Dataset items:
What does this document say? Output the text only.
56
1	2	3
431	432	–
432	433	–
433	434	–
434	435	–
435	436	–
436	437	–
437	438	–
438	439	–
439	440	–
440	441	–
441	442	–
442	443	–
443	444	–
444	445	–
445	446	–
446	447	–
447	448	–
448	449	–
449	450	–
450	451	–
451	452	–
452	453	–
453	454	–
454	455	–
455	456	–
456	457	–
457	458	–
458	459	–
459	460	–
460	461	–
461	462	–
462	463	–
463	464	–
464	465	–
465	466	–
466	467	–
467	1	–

(THE EXERCISE): Reproduce the records above exactly as they appear.

(CORRECT RESPONSE):
What does this document say? Output the text only.
56
1	2	3
431	432	–
432	433	–
433	434	–
434	435	–
435	436	–
436	437	–
437	438	–
438	439	–
439	440	–
440	441	–
441	442	–
442	443	–
443	444	–
444	445	–
445	446	–
446	447	–
447	448	–
448	449	–
449	450	–
450	451	–
451	452	–
452	453	–
453	454	–
454	455	–
455	456	–
456	457	–
457	458	–
458	459	–
459	460	–
460	461	–
461	462	–
462	463	–
463	464	–
464	465	–
465	466	–
466	467	–
467	1	–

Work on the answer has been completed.